- _WHAT YOU HAVE TO DO_
Only a number is wanted: how many lines in the records below contain "name"?

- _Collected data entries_
—————

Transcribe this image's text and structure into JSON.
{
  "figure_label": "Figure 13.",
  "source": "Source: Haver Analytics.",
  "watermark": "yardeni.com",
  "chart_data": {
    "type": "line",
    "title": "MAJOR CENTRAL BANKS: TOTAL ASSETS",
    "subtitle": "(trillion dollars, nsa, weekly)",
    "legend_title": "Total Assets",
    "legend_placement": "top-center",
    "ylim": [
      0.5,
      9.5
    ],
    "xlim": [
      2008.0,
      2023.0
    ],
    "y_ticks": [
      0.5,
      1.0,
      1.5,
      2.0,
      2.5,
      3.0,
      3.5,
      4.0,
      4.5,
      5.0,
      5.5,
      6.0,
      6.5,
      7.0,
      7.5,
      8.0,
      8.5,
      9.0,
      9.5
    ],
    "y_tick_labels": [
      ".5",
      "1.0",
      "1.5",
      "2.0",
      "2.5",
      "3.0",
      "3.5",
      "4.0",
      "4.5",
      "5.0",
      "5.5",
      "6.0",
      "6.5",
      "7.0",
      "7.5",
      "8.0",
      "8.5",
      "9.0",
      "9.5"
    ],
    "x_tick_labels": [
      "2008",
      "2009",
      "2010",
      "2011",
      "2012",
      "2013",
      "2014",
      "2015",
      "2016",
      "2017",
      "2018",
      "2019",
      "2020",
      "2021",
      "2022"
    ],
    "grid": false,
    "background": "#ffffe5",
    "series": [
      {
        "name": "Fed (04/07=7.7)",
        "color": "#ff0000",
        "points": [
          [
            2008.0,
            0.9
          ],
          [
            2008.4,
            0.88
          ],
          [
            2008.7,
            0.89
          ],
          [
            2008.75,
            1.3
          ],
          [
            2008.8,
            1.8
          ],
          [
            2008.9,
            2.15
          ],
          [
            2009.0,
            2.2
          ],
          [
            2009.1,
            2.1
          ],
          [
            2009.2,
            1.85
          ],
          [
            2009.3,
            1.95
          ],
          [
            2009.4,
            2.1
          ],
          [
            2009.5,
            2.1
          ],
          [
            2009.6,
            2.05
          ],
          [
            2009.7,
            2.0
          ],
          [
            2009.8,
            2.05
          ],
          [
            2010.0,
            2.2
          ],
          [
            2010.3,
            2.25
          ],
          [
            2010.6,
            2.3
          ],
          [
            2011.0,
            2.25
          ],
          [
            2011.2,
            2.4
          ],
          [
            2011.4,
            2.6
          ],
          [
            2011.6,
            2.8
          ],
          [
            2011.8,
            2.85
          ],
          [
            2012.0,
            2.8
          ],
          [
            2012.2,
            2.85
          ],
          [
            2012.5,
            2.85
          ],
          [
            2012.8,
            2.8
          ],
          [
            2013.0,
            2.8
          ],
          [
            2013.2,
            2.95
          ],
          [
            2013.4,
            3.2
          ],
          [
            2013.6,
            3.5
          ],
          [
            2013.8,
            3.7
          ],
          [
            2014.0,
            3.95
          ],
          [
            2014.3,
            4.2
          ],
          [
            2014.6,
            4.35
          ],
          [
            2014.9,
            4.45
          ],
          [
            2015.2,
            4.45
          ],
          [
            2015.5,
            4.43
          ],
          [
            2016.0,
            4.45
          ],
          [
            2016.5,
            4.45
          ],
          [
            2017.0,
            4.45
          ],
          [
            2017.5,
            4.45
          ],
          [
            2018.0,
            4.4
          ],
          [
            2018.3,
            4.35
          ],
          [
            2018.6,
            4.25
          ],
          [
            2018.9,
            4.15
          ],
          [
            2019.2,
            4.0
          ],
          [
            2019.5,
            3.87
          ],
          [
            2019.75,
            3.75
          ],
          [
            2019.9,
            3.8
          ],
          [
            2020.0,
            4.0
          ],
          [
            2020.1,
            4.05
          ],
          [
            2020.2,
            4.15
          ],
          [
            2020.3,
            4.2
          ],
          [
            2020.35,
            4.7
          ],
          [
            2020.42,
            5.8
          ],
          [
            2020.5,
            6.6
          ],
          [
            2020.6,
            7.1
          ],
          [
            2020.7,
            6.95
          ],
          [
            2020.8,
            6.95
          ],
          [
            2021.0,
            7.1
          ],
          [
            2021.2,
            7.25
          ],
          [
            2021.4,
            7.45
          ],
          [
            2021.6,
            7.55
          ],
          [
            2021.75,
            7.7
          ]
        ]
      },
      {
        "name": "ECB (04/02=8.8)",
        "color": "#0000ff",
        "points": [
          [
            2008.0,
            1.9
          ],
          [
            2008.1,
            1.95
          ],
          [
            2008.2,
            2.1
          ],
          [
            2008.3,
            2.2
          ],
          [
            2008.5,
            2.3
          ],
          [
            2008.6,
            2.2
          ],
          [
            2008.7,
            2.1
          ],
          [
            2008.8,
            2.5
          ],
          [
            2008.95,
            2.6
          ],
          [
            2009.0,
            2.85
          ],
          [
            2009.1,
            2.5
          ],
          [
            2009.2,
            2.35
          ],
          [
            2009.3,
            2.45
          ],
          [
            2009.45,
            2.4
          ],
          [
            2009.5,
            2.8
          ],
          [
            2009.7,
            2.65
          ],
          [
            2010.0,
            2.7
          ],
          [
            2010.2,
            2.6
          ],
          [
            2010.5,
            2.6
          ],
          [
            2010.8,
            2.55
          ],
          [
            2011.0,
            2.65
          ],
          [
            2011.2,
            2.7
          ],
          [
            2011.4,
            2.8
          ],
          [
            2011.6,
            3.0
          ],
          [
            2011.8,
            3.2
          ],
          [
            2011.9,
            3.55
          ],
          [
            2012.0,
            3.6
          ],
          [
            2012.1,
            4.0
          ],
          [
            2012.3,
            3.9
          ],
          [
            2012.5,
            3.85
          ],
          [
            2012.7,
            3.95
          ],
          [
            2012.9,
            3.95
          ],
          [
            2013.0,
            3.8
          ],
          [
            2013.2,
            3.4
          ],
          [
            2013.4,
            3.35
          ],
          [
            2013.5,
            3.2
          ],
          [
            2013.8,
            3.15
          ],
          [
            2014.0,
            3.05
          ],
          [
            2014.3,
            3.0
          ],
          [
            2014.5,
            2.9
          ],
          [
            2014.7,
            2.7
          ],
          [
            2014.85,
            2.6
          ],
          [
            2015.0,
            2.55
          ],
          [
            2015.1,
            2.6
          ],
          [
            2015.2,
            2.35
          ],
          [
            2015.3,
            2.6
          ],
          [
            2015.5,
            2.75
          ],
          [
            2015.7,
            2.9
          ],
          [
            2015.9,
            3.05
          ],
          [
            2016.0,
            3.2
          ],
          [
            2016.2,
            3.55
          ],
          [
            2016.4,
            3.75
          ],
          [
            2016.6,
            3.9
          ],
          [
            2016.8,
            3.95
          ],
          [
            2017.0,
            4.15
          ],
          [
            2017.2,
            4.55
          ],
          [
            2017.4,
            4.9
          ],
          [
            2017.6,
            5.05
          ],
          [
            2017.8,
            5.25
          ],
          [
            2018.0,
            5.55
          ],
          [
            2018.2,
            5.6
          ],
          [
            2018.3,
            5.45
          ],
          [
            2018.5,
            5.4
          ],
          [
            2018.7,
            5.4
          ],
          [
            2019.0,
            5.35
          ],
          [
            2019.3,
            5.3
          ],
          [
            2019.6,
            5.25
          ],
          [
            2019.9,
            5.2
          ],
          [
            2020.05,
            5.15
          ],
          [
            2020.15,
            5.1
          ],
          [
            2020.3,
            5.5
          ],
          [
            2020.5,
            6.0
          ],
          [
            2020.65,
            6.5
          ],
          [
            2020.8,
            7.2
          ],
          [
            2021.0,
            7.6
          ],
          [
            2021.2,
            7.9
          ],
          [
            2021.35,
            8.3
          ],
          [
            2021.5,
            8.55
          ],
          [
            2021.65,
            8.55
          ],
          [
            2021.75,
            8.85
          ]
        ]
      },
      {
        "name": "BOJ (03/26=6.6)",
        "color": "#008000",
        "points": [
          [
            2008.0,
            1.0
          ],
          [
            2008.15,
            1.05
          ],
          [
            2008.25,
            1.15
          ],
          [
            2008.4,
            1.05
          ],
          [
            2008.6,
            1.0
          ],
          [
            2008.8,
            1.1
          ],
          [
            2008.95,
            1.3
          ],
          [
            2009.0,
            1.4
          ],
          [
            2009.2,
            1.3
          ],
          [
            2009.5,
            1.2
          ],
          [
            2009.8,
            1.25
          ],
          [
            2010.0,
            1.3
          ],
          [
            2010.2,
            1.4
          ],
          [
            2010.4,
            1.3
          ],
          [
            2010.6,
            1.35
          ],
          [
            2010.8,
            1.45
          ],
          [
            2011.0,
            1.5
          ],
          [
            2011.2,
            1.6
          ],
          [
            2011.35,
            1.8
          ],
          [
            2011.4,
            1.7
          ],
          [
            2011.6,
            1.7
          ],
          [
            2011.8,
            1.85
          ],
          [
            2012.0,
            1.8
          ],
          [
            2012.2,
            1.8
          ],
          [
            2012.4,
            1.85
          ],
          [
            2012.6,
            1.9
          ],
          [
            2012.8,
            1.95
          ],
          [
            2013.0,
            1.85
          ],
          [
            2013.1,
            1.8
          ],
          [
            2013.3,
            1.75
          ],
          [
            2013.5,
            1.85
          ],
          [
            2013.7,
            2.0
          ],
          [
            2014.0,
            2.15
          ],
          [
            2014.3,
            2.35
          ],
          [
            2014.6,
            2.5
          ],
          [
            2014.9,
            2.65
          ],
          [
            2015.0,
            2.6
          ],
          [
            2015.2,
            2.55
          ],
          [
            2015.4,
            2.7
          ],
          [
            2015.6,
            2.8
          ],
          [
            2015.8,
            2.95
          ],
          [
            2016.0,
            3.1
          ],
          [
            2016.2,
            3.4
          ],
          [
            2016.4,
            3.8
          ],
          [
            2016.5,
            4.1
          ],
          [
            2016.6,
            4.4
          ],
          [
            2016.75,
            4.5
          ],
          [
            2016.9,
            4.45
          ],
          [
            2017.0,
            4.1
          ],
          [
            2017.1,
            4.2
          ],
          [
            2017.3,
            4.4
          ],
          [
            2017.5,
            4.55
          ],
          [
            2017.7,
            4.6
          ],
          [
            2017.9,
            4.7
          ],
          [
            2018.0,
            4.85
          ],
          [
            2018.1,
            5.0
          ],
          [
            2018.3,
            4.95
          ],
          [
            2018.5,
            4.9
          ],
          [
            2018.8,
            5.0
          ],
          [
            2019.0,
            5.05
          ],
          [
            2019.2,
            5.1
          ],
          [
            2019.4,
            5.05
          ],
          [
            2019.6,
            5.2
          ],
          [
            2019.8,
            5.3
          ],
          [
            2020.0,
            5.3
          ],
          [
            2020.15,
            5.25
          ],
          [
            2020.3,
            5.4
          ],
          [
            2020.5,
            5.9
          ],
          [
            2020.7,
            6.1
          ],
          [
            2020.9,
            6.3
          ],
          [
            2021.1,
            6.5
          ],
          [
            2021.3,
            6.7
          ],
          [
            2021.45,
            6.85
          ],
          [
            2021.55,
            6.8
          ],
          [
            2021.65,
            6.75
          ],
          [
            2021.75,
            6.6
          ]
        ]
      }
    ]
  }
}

—————

- _EXERCISE OUTPUT_
3